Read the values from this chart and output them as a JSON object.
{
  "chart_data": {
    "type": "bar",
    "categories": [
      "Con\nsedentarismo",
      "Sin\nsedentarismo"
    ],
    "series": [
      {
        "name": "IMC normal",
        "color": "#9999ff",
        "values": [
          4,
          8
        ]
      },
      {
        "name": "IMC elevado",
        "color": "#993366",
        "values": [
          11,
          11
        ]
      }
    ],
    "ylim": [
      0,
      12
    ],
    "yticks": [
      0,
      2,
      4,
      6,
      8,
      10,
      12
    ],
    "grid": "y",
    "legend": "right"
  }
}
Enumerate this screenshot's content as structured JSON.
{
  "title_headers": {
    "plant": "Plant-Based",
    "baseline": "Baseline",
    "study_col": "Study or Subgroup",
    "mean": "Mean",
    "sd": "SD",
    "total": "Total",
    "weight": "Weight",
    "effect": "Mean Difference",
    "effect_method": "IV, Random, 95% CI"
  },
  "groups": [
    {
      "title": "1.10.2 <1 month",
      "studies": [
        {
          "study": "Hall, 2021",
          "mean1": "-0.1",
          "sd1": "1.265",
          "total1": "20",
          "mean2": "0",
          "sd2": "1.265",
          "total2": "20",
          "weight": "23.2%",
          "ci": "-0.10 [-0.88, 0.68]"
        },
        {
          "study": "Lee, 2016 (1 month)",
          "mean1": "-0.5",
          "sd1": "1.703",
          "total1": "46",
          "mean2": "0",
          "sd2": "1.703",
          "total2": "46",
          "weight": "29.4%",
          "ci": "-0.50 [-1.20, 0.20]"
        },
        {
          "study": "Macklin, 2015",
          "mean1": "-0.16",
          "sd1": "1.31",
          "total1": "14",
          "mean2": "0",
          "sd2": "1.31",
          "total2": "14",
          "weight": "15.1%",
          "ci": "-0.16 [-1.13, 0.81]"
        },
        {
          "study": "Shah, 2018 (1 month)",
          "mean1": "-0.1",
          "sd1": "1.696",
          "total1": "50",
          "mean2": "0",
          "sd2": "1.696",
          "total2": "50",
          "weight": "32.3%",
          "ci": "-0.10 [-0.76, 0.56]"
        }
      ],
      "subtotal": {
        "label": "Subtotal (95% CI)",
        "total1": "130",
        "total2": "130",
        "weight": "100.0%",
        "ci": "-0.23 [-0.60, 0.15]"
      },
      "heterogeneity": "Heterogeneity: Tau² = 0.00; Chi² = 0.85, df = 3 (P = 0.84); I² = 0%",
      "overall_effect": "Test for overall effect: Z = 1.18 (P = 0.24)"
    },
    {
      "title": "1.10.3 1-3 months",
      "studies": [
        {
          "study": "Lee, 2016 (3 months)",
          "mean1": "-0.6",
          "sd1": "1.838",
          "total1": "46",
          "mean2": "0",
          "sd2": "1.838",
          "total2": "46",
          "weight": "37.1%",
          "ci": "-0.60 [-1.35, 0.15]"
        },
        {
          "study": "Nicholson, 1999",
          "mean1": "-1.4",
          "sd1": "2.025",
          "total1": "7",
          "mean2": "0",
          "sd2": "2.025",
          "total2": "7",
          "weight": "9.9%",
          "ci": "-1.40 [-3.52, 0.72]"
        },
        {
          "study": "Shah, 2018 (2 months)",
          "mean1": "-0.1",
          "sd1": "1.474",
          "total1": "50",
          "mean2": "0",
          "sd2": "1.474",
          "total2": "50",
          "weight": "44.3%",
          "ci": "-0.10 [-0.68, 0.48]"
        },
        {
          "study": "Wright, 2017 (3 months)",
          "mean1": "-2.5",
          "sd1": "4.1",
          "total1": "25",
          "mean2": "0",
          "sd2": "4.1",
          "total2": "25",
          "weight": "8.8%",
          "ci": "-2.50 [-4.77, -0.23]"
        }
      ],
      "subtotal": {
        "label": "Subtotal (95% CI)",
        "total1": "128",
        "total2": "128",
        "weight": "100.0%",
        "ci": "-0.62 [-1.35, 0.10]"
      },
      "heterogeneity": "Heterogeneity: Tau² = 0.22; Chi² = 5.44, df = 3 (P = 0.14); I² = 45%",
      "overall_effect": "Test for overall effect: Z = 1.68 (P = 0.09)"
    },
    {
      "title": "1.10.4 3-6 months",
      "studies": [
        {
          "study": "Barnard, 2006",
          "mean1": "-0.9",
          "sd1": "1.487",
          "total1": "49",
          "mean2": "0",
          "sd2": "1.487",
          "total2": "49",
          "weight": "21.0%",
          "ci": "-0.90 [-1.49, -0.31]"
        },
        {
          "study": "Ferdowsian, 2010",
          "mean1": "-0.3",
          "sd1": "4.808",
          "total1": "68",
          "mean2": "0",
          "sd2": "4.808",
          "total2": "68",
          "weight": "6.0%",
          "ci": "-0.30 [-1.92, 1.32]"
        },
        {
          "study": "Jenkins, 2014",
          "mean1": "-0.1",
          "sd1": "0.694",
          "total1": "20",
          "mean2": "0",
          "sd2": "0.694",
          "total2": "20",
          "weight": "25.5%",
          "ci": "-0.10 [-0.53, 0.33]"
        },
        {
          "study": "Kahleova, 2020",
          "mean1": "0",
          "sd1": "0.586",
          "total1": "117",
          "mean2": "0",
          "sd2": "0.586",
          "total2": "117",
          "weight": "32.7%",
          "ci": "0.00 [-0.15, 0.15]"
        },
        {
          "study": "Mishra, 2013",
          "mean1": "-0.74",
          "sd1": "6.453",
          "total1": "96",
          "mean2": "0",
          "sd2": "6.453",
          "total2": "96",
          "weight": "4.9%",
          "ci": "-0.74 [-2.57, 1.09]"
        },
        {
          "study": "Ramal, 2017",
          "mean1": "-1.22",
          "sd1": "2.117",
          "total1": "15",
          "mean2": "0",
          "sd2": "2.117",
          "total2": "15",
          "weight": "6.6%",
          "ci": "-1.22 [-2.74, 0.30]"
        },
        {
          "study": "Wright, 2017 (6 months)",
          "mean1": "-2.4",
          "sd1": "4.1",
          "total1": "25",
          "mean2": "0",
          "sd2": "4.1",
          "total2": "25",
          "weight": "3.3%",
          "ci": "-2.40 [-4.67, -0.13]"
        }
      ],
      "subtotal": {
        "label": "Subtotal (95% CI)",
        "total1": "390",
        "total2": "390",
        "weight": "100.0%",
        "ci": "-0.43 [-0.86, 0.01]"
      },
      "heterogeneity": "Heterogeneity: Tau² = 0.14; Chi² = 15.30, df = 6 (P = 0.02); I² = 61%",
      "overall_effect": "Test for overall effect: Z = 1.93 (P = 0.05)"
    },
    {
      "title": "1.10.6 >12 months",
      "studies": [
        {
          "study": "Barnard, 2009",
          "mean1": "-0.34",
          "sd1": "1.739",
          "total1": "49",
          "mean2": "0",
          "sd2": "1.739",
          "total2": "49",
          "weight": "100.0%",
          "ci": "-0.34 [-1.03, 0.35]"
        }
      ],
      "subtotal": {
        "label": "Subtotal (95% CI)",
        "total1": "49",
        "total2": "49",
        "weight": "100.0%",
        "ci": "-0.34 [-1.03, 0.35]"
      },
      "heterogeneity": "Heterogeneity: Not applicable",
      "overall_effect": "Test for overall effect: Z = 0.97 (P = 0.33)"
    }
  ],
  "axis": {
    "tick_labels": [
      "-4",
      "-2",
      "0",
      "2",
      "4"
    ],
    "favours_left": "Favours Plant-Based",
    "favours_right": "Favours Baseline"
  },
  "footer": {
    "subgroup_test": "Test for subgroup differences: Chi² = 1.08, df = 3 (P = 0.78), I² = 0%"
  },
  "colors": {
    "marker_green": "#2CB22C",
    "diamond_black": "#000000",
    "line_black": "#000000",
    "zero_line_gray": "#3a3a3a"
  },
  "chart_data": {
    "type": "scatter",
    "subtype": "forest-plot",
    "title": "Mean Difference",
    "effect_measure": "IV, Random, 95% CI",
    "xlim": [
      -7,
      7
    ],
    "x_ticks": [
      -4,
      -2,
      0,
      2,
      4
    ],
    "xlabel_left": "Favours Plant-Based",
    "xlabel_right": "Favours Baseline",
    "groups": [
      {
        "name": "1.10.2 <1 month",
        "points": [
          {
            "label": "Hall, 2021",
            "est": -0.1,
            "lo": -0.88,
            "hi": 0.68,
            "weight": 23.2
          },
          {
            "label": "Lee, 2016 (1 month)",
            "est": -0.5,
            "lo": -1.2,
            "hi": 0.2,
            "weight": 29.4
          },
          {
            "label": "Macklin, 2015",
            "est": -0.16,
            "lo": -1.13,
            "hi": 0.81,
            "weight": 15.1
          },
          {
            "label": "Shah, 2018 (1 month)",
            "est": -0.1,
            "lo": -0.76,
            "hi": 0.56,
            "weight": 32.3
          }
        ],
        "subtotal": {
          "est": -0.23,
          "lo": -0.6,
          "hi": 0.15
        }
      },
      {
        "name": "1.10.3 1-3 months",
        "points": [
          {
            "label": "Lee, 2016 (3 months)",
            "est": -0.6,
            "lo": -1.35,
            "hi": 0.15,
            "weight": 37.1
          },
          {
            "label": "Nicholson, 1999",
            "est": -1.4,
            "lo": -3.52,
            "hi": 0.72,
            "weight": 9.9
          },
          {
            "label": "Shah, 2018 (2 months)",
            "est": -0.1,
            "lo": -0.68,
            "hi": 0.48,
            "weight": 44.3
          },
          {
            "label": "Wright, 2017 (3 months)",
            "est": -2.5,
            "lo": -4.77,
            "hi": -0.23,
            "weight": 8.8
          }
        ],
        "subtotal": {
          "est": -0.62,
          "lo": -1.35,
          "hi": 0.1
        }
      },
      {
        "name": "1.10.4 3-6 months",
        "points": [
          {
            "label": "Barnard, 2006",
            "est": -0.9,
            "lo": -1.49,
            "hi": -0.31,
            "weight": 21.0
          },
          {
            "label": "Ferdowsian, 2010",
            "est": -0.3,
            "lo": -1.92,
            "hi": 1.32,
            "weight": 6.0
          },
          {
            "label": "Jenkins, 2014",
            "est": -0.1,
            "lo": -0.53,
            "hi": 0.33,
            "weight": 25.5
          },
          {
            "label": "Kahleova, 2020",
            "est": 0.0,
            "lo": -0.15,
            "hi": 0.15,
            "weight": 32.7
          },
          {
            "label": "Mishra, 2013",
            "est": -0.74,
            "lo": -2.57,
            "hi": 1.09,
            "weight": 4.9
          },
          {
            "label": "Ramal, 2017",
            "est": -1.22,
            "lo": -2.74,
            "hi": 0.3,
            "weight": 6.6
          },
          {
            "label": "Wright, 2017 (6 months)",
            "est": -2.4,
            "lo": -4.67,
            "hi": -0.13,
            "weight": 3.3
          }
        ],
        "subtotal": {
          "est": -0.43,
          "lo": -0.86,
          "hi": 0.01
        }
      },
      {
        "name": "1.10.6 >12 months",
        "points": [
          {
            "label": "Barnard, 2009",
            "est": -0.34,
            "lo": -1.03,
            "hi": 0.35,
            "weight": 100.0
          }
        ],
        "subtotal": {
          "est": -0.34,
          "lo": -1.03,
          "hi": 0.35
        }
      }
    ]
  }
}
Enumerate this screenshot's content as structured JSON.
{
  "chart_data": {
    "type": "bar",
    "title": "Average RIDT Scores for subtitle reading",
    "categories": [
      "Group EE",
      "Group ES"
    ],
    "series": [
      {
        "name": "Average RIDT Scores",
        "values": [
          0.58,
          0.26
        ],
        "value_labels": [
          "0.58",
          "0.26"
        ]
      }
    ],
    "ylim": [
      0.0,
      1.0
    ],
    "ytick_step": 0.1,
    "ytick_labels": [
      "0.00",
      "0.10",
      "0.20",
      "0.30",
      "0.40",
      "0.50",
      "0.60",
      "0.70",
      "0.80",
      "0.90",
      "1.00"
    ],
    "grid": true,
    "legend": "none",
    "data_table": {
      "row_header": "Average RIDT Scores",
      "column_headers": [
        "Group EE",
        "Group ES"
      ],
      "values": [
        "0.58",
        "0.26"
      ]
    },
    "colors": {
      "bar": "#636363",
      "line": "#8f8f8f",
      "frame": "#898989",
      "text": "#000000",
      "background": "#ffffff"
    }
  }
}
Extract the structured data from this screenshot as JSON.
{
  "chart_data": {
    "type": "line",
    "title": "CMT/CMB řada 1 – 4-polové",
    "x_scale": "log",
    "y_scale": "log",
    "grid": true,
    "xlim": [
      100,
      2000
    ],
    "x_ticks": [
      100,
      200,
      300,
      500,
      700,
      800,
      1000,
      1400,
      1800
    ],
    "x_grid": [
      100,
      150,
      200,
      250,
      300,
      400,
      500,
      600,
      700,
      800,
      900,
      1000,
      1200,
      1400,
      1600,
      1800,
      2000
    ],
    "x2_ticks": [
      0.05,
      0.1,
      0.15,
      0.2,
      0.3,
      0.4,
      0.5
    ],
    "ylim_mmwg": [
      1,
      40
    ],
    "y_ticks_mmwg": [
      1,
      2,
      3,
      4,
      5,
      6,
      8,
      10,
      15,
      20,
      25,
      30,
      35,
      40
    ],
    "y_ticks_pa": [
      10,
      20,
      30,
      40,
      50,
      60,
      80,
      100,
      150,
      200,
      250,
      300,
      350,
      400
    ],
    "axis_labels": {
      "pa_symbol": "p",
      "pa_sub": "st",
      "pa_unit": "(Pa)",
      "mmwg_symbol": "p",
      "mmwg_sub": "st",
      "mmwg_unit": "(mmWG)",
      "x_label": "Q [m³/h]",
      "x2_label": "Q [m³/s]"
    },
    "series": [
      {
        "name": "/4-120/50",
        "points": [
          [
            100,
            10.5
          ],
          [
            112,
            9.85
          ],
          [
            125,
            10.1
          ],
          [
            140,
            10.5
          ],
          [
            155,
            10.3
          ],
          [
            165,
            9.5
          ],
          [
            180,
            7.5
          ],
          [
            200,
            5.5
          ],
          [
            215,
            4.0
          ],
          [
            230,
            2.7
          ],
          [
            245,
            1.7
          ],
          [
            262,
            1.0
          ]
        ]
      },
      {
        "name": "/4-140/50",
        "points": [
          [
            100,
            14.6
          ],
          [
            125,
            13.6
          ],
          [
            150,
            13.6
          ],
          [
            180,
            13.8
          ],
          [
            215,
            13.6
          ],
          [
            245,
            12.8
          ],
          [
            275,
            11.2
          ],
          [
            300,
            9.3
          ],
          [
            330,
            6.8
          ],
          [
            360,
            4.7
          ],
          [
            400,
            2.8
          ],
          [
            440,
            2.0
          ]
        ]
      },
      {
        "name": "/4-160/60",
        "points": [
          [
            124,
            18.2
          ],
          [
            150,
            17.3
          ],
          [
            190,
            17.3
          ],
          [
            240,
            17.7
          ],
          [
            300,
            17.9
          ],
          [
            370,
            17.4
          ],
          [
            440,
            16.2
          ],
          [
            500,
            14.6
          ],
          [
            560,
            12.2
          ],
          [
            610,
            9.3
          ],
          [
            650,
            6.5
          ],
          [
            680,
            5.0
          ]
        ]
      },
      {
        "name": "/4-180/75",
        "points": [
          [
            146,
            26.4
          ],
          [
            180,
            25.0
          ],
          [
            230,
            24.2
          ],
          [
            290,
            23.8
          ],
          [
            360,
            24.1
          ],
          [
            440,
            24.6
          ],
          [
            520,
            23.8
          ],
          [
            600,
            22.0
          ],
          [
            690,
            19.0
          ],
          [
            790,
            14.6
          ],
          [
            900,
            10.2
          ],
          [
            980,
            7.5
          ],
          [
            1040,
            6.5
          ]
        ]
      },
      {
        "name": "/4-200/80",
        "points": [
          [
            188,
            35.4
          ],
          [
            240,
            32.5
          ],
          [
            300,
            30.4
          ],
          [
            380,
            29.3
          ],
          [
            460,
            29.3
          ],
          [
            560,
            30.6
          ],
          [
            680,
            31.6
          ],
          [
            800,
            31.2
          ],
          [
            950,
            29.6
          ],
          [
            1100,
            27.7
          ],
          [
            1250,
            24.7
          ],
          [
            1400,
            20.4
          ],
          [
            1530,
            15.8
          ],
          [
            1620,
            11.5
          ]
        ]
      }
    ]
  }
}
#####
§ **Given request**
Which lines hold the string "heterogeneity"? Copy all of them from the data above.

§ **Exercise answer**
      "heterogeneity": "Heterogeneity: Tau² = 0.00; Chi² = 0.85, df = 3 (P = 0.84); I² = 0%",
      "heterogeneity": "Heterogeneity: Tau² = 0.22; Chi² = 5.44, df = 3 (P = 0.14); I² = 45%",
      "heterogeneity": "Heterogeneity: Tau² = 0.14; Chi² = 15.30, df = 6 (P = 0.02); I² = 61%",
      "heterogeneity": "Heterogeneity: Not applicable",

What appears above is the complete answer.